#### [Task directions]
Exactly as written, retype the listing below, omitting the pictures.

#### [Provided data]
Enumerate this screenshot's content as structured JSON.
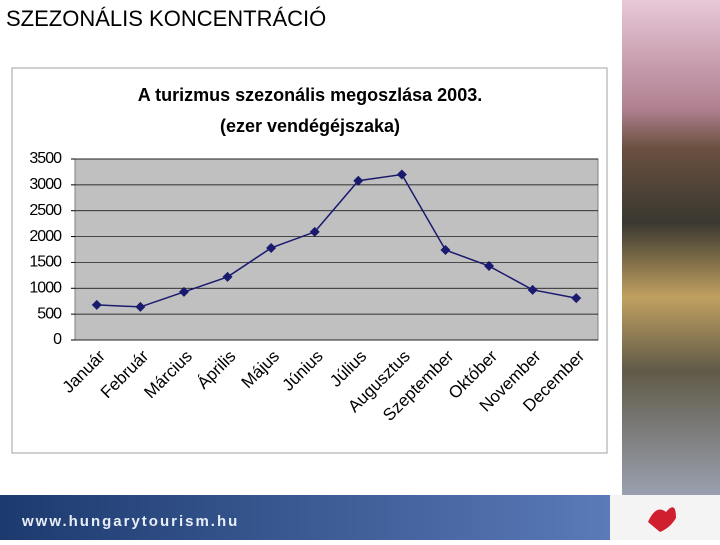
{
  "slide": {
    "title": "SZEZONÁLIS KONCENTRÁCIÓ",
    "footer": "www.hungarytourism.hu"
  },
  "chart_data": {
    "type": "line",
    "title": "A turizmus szezonális megoszlása 2003.",
    "subtitle": "(ezer vendégéjszaka)",
    "categories": [
      "Január",
      "Február",
      "Március",
      "Április",
      "Május",
      "Június",
      "Július",
      "Augusztus",
      "Szeptember",
      "Október",
      "November",
      "December"
    ],
    "values": [
      680,
      640,
      930,
      1220,
      1780,
      2090,
      3080,
      3200,
      1740,
      1430,
      970,
      810
    ],
    "color": "#1a1a6e",
    "ylim": [
      0,
      3500
    ],
    "yticks": [
      0,
      500,
      1000,
      1500,
      2000,
      2500,
      3000,
      3500
    ],
    "grid": true
  }
}
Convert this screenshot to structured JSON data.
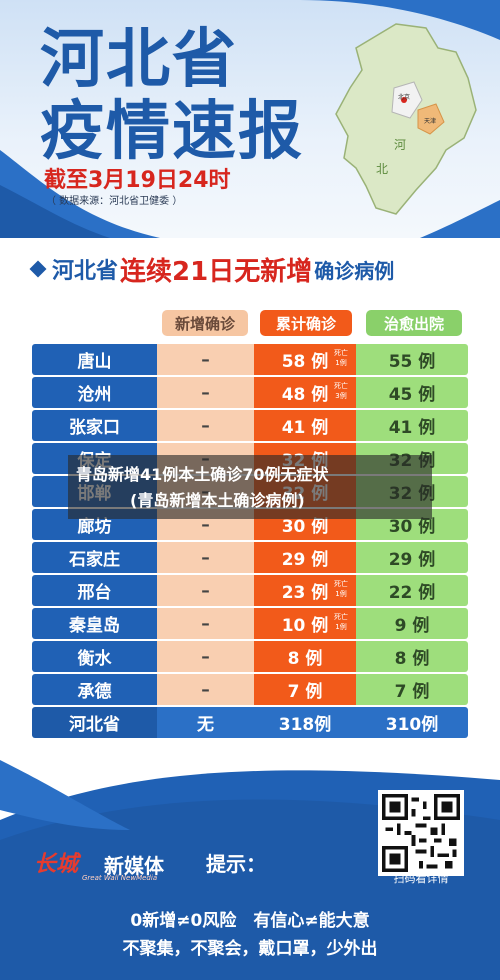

#### [Exercise solution]
Enumerate this screenshot's content as structured JSON.
{
  "slide": {
    "title": "SZEZONÁLIS KONCENTRÁCIÓ",
    "footer": "www.hungarytourism.hu"
  },
  "chart_data": {
    "type": "line",
    "title": "A turizmus szezonális megoszlása 2003.",
    "subtitle": "(ezer vendégéjszaka)",
    "categories": [
      "Január",
      "Február",
      "Március",
      "Április",
      "Május",
      "Június",
      "Július",
      "Augusztus",
      "Szeptember",
      "Október",
      "November",
      "December"
    ],
    "values": [
      680,
      640,
      930,
      1220,
      1780,
      2090,
      3080,
      3200,
      1740,
      1430,
      970,
      810
    ],
    "color": "#1a1a6e",
    "ylim": [
      0,
      3500
    ],
    "yticks": [
      0,
      500,
      1000,
      1500,
      2000,
      2500,
      3000,
      3500
    ],
    "grid": true
  }
}
Convert this screenshot to structured JSON data.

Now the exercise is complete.